What is needed: Retype everything in the listing, leaving each line exactly as it is.

Entries provided:
-*-*-
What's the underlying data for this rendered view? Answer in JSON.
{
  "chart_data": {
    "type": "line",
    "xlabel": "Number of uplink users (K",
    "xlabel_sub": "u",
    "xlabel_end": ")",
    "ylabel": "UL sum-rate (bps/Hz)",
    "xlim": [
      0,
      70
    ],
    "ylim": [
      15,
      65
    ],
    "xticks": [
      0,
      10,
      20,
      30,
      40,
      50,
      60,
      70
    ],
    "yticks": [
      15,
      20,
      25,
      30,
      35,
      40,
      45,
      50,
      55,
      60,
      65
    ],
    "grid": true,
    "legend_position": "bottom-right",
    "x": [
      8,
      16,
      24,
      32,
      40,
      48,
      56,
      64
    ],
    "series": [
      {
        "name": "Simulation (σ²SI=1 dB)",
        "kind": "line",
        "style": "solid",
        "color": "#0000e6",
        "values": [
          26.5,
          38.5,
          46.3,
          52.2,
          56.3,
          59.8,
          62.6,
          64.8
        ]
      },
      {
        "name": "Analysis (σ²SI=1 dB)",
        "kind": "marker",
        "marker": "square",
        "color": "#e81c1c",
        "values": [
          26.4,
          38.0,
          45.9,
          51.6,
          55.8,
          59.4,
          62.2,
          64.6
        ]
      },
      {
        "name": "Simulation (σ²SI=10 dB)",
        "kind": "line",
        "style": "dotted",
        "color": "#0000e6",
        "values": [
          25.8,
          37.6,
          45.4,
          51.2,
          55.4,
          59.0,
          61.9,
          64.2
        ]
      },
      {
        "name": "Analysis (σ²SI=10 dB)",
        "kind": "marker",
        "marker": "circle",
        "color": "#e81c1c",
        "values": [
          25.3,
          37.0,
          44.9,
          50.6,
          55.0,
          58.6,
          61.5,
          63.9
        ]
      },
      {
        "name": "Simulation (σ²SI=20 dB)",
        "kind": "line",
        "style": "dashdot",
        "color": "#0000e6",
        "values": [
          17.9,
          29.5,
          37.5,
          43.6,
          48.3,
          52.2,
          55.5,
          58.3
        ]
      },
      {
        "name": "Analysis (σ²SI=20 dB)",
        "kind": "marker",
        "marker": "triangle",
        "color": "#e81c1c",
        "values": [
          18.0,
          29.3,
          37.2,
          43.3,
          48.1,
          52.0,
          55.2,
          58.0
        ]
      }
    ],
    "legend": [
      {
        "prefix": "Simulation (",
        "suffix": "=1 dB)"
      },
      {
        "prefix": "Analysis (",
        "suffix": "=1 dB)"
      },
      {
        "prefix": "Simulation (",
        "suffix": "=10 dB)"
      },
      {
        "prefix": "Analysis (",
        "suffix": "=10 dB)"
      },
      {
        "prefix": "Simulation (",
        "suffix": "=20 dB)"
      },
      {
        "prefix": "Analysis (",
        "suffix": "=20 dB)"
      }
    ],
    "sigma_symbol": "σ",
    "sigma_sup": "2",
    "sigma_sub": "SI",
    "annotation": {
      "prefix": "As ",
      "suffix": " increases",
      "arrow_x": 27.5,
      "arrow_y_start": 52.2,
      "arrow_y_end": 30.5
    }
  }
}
-*-*-
Expected answer:
What's the underlying data for this rendered view? Answer in JSON.
{
  "chart_data": {
    "type": "line",
    "xlabel": "Number of uplink users (K",
    "xlabel_sub": "u",
    "xlabel_end": ")",
    "ylabel": "UL sum-rate (bps/Hz)",
    "xlim": [
      0,
      70
    ],
    "ylim": [
      15,
      65
    ],
    "xticks": [
      0,
      10,
      20,
      30,
      40,
      50,
      60,
      70
    ],
    "yticks": [
      15,
      20,
      25,
      30,
      35,
      40,
      45,
      50,
      55,
      60,
      65
    ],
    "grid": true,
    "legend_position": "bottom-right",
    "x": [
      8,
      16,
      24,
      32,
      40,
      48,
      56,
      64
    ],
    "series": [
      {
        "name": "Simulation (σ²SI=1 dB)",
        "kind": "line",
        "style": "solid",
        "color": "#0000e6",
        "values": [
          26.5,
          38.5,
          46.3,
          52.2,
          56.3,
          59.8,
          62.6,
          64.8
        ]
      },
      {
        "name": "Analysis (σ²SI=1 dB)",
        "kind": "marker",
        "marker": "square",
        "color": "#e81c1c",
        "values": [
          26.4,
          38.0,
          45.9,
          51.6,
          55.8,
          59.4,
          62.2,
          64.6
        ]
      },
      {
        "name": "Simulation (σ²SI=10 dB)",
        "kind": "line",
        "style": "dotted",
        "color": "#0000e6",
        "values": [
          25.8,
          37.6,
          45.4,
          51.2,
          55.4,
          59.0,
          61.9,
          64.2
        ]
      },
      {
        "name": "Analysis (σ²SI=10 dB)",
        "kind": "marker",
        "marker": "circle",
        "color": "#e81c1c",
        "values": [
          25.3,
          37.0,
          44.9,
          50.6,
          55.0,
          58.6,
          61.5,
          63.9
        ]
      },
      {
        "name": "Simulation (σ²SI=20 dB)",
        "kind": "line",
        "style": "dashdot",
        "color": "#0000e6",
        "values": [
          17.9,
          29.5,
          37.5,
          43.6,
          48.3,
          52.2,
          55.5,
          58.3
        ]
      },
      {
        "name": "Analysis (σ²SI=20 dB)",
        "kind": "marker",
        "marker": "triangle",
        "color": "#e81c1c",
        "values": [
          18.0,
          29.3,
          37.2,
          43.3,
          48.1,
          52.0,
          55.2,
          58.0
        ]
      }
    ],
    "legend": [
      {
        "prefix": "Simulation (",
        "suffix": "=1 dB)"
      },
      {
        "prefix": "Analysis (",
        "suffix": "=1 dB)"
      },
      {
        "prefix": "Simulation (",
        "suffix": "=10 dB)"
      },
      {
        "prefix": "Analysis (",
        "suffix": "=10 dB)"
      },
      {
        "prefix": "Simulation (",
        "suffix": "=20 dB)"
      },
      {
        "prefix": "Analysis (",
        "suffix": "=20 dB)"
      }
    ],
    "sigma_symbol": "σ",
    "sigma_sup": "2",
    "sigma_sub": "SI",
    "annotation": {
      "prefix": "As ",
      "suffix": " increases",
      "arrow_x": 27.5,
      "arrow_y_start": 52.2,
      "arrow_y_end": 30.5
    }
  }
}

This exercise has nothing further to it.